[Instruction]
Copy each line that contains the word "World".

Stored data
------------------------------------------------------------------------

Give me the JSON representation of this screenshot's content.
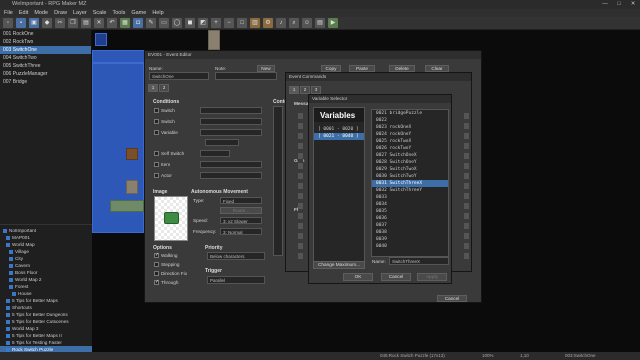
{
  "window": {
    "title": "WeImportant - RPG Maker MZ",
    "min": "—",
    "max": "□",
    "close": "✕"
  },
  "menu": [
    "File",
    "Edit",
    "Mode",
    "Draw",
    "Layer",
    "Scale",
    "Tools",
    "Game",
    "Help"
  ],
  "switch_list": [
    {
      "label": "001 RockOne",
      "selected": false
    },
    {
      "label": "002 RockTwo",
      "selected": false
    },
    {
      "label": "003 SwitchOne",
      "selected": true
    },
    {
      "label": "004 SwitchTwo",
      "selected": false
    },
    {
      "label": "005 SwitchThree",
      "selected": false
    },
    {
      "label": "006 PuzzleManager",
      "selected": false
    },
    {
      "label": "007 Bridge",
      "selected": false
    }
  ],
  "tree": [
    {
      "label": "NotImportant",
      "indent": 1,
      "selected": false
    },
    {
      "label": "MAP001",
      "indent": 2,
      "selected": false
    },
    {
      "label": "World Map",
      "indent": 2,
      "selected": false
    },
    {
      "label": "Village",
      "indent": 3,
      "selected": false
    },
    {
      "label": "City",
      "indent": 3,
      "selected": false
    },
    {
      "label": "Cavern",
      "indent": 3,
      "selected": false
    },
    {
      "label": "Boss Floor",
      "indent": 3,
      "selected": false
    },
    {
      "label": "World Map 2",
      "indent": 3,
      "selected": false
    },
    {
      "label": "Forest",
      "indent": 3,
      "selected": false
    },
    {
      "label": "House",
      "indent": 4,
      "selected": false
    },
    {
      "label": "5 Tips for Better Maps",
      "indent": 2,
      "selected": false
    },
    {
      "label": "Shortcuts",
      "indent": 2,
      "selected": false
    },
    {
      "label": "5 Tips for Better Dungeons",
      "indent": 2,
      "selected": false
    },
    {
      "label": "5 Tips for Better Cutscenes",
      "indent": 2,
      "selected": false
    },
    {
      "label": "World Map 3",
      "indent": 2,
      "selected": false
    },
    {
      "label": "5 Tips for Better Maps II",
      "indent": 2,
      "selected": false
    },
    {
      "label": "5 Tips for Testing Faster",
      "indent": 2,
      "selected": false
    },
    {
      "label": "Rock Switch Puzzle",
      "indent": 2,
      "selected": true
    }
  ],
  "event_editor": {
    "title": "EV001 - Event Editor",
    "name_label": "Name:",
    "name_value": "SwitchOne",
    "note_label": "Note:",
    "page_tabs": [
      "1",
      "2"
    ],
    "conditions_label": "Conditions",
    "cond": [
      "Switch",
      "Switch",
      "Variable",
      "Self Switch",
      "Item",
      "Actor"
    ],
    "contents_label": "Contents",
    "image_label": "Image",
    "auto_move_label": "Autonomous Movement",
    "type_label": "Type:",
    "type_value": "Fixed",
    "route_btn": "Route...",
    "speed_label": "Speed:",
    "speed_value": "3: x2 Slower",
    "freq_label": "Frequency:",
    "freq_value": "3: Normal",
    "options_label": "Options",
    "options": [
      {
        "label": "Walking",
        "checked": true
      },
      {
        "label": "Stepping",
        "checked": false
      },
      {
        "label": "Direction Fix",
        "checked": false
      },
      {
        "label": "Through",
        "checked": true
      }
    ],
    "priority_label": "Priority",
    "priority_value": "Below characters",
    "trigger_label": "Trigger",
    "trigger_value": "Parallel",
    "cancel": "Cancel",
    "top_buttons": [
      "New",
      "Copy",
      "Paste",
      "Delete",
      "Clear"
    ]
  },
  "event_commands": {
    "title": "Event Commands",
    "tabs": [
      "1",
      "2",
      "3"
    ],
    "side": [
      "Messa",
      "Gam",
      "Flo"
    ]
  },
  "variable_selector": {
    "title": "Variable Selector",
    "heading": "Variables",
    "groups": [
      {
        "label": "[ 0001 - 0020 ]",
        "selected": false
      },
      {
        "label": "[ 0021 - 0040 ]",
        "selected": true
      }
    ],
    "items": [
      {
        "label": "0021 bridgePuzzle",
        "selected": false
      },
      {
        "label": "0022",
        "selected": false
      },
      {
        "label": "0023 rockOneX",
        "selected": false
      },
      {
        "label": "0024 rockOneY",
        "selected": false
      },
      {
        "label": "0025 rockTwoX",
        "selected": false
      },
      {
        "label": "0026 rockTwoY",
        "selected": false
      },
      {
        "label": "0027 SwitchOneX",
        "selected": false
      },
      {
        "label": "0028 SwitchOneY",
        "selected": false
      },
      {
        "label": "0029 SwitchTwoX",
        "selected": false
      },
      {
        "label": "0030 SwitchTwoY",
        "selected": false
      },
      {
        "label": "0031 SwitchThreeX",
        "selected": true
      },
      {
        "label": "0032 SwitchThreeY",
        "selected": false
      },
      {
        "label": "0033",
        "selected": false
      },
      {
        "label": "0034",
        "selected": false
      },
      {
        "label": "0035",
        "selected": false
      },
      {
        "label": "0036",
        "selected": false
      },
      {
        "label": "0037",
        "selected": false
      },
      {
        "label": "0038",
        "selected": false
      },
      {
        "label": "0039",
        "selected": false
      },
      {
        "label": "0040",
        "selected": false
      }
    ],
    "change_max": "Change Maximum...",
    "name_label": "Name:",
    "name_value": "SwitchThreeX",
    "ok": "OK",
    "cancel": "Cancel",
    "apply": "Apply"
  },
  "status": {
    "map": "045:Rock Switch Puzzle (17x13)",
    "zoom": "100%",
    "coords": "1,10",
    "event": "003:SwitchOne"
  },
  "colors": {
    "selection": "#3d6ea8",
    "tile": "#2e58b8"
  }
}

------------------------------------------------------------------------

[Task result]
      "label": "World Map",
      "label": "World Map 2",
      "label": "World Map 3",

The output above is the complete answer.